Output all of the data below exactly as given.

- Excerpt from a dataset -
========================

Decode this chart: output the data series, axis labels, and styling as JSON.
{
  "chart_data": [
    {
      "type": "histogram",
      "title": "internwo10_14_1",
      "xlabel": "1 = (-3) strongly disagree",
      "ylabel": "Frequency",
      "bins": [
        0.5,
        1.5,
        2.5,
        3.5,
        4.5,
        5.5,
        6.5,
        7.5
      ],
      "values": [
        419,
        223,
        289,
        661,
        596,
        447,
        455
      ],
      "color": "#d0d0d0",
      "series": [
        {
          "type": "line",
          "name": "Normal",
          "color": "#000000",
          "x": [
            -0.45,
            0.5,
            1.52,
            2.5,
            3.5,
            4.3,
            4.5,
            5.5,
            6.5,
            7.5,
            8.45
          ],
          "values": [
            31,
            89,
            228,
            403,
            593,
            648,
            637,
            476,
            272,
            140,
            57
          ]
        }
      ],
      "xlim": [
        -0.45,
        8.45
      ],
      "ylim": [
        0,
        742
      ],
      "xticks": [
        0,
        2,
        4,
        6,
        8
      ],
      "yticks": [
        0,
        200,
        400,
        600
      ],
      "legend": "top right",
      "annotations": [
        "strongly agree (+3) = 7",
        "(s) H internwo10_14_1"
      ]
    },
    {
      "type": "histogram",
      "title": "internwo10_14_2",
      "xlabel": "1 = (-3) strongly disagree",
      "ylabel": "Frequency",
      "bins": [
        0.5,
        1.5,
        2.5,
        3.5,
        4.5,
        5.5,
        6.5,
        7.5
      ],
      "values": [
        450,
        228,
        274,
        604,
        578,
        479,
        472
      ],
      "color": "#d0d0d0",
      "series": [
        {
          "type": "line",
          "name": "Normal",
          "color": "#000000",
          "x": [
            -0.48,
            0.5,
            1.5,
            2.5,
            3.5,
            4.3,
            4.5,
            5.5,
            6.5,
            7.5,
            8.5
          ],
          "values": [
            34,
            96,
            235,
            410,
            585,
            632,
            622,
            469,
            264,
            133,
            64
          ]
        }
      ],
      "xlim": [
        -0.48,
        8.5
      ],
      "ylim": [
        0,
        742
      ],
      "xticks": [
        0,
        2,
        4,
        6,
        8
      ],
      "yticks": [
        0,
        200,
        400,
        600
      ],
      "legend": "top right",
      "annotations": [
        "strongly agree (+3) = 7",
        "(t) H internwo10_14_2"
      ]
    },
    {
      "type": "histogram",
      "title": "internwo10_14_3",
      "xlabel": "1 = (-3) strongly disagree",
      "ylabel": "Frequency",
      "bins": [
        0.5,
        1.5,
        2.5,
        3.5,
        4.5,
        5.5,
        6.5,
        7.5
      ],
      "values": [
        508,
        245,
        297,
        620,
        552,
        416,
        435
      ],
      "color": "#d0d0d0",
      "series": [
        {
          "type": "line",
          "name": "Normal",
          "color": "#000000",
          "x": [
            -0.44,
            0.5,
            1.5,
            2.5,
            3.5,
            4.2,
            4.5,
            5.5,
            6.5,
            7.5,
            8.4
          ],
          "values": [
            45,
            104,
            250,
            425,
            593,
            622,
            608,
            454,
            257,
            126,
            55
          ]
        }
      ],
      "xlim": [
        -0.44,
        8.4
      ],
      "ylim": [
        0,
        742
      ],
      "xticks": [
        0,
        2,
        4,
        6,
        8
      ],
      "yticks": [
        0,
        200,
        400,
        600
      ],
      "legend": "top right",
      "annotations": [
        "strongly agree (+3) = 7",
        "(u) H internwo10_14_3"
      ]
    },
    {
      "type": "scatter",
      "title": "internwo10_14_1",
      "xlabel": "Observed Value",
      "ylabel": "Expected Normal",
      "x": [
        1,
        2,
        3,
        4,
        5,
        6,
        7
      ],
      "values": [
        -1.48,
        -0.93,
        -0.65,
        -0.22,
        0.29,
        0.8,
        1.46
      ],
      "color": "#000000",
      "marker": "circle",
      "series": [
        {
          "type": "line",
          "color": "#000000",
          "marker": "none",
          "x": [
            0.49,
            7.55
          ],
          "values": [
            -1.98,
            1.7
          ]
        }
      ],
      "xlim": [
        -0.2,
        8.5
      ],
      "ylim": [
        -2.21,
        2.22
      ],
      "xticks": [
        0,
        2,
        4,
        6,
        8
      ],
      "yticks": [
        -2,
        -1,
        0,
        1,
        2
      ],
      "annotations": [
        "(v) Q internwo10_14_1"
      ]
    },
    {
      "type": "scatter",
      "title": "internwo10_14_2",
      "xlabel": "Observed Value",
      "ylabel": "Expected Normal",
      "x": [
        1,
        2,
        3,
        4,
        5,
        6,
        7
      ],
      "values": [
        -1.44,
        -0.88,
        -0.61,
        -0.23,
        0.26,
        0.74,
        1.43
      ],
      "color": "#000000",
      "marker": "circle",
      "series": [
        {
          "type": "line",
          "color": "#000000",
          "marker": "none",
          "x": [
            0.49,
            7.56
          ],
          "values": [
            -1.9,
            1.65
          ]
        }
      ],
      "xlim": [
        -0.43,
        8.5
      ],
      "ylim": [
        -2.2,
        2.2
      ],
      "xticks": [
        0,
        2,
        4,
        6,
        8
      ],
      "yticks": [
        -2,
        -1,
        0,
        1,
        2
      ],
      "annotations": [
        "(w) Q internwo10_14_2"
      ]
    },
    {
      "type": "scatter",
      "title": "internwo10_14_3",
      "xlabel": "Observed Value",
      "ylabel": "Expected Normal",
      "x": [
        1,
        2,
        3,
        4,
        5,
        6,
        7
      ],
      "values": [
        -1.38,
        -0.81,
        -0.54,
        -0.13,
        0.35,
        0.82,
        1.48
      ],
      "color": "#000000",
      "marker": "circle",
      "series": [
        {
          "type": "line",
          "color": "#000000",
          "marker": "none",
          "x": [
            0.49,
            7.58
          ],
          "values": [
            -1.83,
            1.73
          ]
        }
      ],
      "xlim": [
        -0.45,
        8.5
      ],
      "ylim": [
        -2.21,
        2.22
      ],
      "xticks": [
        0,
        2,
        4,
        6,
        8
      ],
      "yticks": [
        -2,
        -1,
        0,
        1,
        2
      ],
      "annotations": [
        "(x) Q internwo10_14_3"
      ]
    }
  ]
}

========================

- Response for this exercise -
Decode this chart: output the data series, axis labels, and styling as JSON.
{
  "chart_data": [
    {
      "type": "histogram",
      "title": "internwo10_14_1",
      "xlabel": "1 = (-3) strongly disagree",
      "ylabel": "Frequency",
      "bins": [
        0.5,
        1.5,
        2.5,
        3.5,
        4.5,
        5.5,
        6.5,
        7.5
      ],
      "values": [
        419,
        223,
        289,
        661,
        596,
        447,
        455
      ],
      "color": "#d0d0d0",
      "series": [
        {
          "type": "line",
          "name": "Normal",
          "color": "#000000",
          "x": [
            -0.45,
            0.5,
            1.52,
            2.5,
            3.5,
            4.3,
            4.5,
            5.5,
            6.5,
            7.5,
            8.45
          ],
          "values": [
            31,
            89,
            228,
            403,
            593,
            648,
            637,
            476,
            272,
            140,
            57
          ]
        }
      ],
      "xlim": [
        -0.45,
        8.45
      ],
      "ylim": [
        0,
        742
      ],
      "xticks": [
        0,
        2,
        4,
        6,
        8
      ],
      "yticks": [
        0,
        200,
        400,
        600
      ],
      "legend": "top right",
      "annotations": [
        "strongly agree (+3) = 7",
        "(s) H internwo10_14_1"
      ]
    },
    {
      "type": "histogram",
      "title": "internwo10_14_2",
      "xlabel": "1 = (-3) strongly disagree",
      "ylabel": "Frequency",
      "bins": [
        0.5,
        1.5,
        2.5,
        3.5,
        4.5,
        5.5,
        6.5,
        7.5
      ],
      "values": [
        450,
        228,
        274,
        604,
        578,
        479,
        472
      ],
      "color": "#d0d0d0",
      "series": [
        {
          "type": "line",
          "name": "Normal",
          "color": "#000000",
          "x": [
            -0.48,
            0.5,
            1.5,
            2.5,
            3.5,
            4.3,
            4.5,
            5.5,
            6.5,
            7.5,
            8.5
          ],
          "values": [
            34,
            96,
            235,
            410,
            585,
            632,
            622,
            469,
            264,
            133,
            64
          ]
        }
      ],
      "xlim": [
        -0.48,
        8.5
      ],
      "ylim": [
        0,
        742
      ],
      "xticks": [
        0,
        2,
        4,
        6,
        8
      ],
      "yticks": [
        0,
        200,
        400,
        600
      ],
      "legend": "top right",
      "annotations": [
        "strongly agree (+3) = 7",
        "(t) H internwo10_14_2"
      ]
    },
    {
      "type": "histogram",
      "title": "internwo10_14_3",
      "xlabel": "1 = (-3) strongly disagree",
      "ylabel": "Frequency",
      "bins": [
        0.5,
        1.5,
        2.5,
        3.5,
        4.5,
        5.5,
        6.5,
        7.5
      ],
      "values": [
        508,
        245,
        297,
        620,
        552,
        416,
        435
      ],
      "color": "#d0d0d0",
      "series": [
        {
          "type": "line",
          "name": "Normal",
          "color": "#000000",
          "x": [
            -0.44,
            0.5,
            1.5,
            2.5,
            3.5,
            4.2,
            4.5,
            5.5,
            6.5,
            7.5,
            8.4
          ],
          "values": [
            45,
            104,
            250,
            425,
            593,
            622,
            608,
            454,
            257,
            126,
            55
          ]
        }
      ],
      "xlim": [
        -0.44,
        8.4
      ],
      "ylim": [
        0,
        742
      ],
      "xticks": [
        0,
        2,
        4,
        6,
        8
      ],
      "yticks": [
        0,
        200,
        400,
        600
      ],
      "legend": "top right",
      "annotations": [
        "strongly agree (+3) = 7",
        "(u) H internwo10_14_3"
      ]
    },
    {
      "type": "scatter",
      "title": "internwo10_14_1",
      "xlabel": "Observed Value",
      "ylabel": "Expected Normal",
      "x": [
        1,
        2,
        3,
        4,
        5,
        6,
        7
      ],
      "values": [
        -1.48,
        -0.93,
        -0.65,
        -0.22,
        0.29,
        0.8,
        1.46
      ],
      "color": "#000000",
      "marker": "circle",
      "series": [
        {
          "type": "line",
          "color": "#000000",
          "marker": "none",
          "x": [
            0.49,
            7.55
          ],
          "values": [
            -1.98,
            1.7
          ]
        }
      ],
      "xlim": [
        -0.2,
        8.5
      ],
      "ylim": [
        -2.21,
        2.22
      ],
      "xticks": [
        0,
        2,
        4,
        6,
        8
      ],
      "yticks": [
        -2,
        -1,
        0,
        1,
        2
      ],
      "annotations": [
        "(v) Q internwo10_14_1"
      ]
    },
    {
      "type": "scatter",
      "title": "internwo10_14_2",
      "xlabel": "Observed Value",
      "ylabel": "Expected Normal",
      "x": [
        1,
        2,
        3,
        4,
        5,
        6,
        7
      ],
      "values": [
        -1.44,
        -0.88,
        -0.61,
        -0.23,
        0.26,
        0.74,
        1.43
      ],
      "color": "#000000",
      "marker": "circle",
      "series": [
        {
          "type": "line",
          "color": "#000000",
          "marker": "none",
          "x": [
            0.49,
            7.56
          ],
          "values": [
            -1.9,
            1.65
          ]
        }
      ],
      "xlim": [
        -0.43,
        8.5
      ],
      "ylim": [
        -2.2,
        2.2
      ],
      "xticks": [
        0,
        2,
        4,
        6,
        8
      ],
      "yticks": [
        -2,
        -1,
        0,
        1,
        2
      ],
      "annotations": [
        "(w) Q internwo10_14_2"
      ]
    },
    {
      "type": "scatter",
      "title": "internwo10_14_3",
      "xlabel": "Observed Value",
      "ylabel": "Expected Normal",
      "x": [
        1,
        2,
        3,
        4,
        5,
        6,
        7
      ],
      "values": [
        -1.38,
        -0.81,
        -0.54,
        -0.13,
        0.35,
        0.82,
        1.48
      ],
      "color": "#000000",
      "marker": "circle",
      "series": [
        {
          "type": "line",
          "color": "#000000",
          "marker": "none",
          "x": [
            0.49,
            7.58
          ],
          "values": [
            -1.83,
            1.73
          ]
        }
      ],
      "xlim": [
        -0.45,
        8.5
      ],
      "ylim": [
        -2.21,
        2.22
      ],
      "xticks": [
        0,
        2,
        4,
        6,
        8
      ],
      "yticks": [
        -2,
        -1,
        0,
        1,
        2
      ],
      "annotations": [
        "(x) Q internwo10_14_3"
      ]
    }
  ]
}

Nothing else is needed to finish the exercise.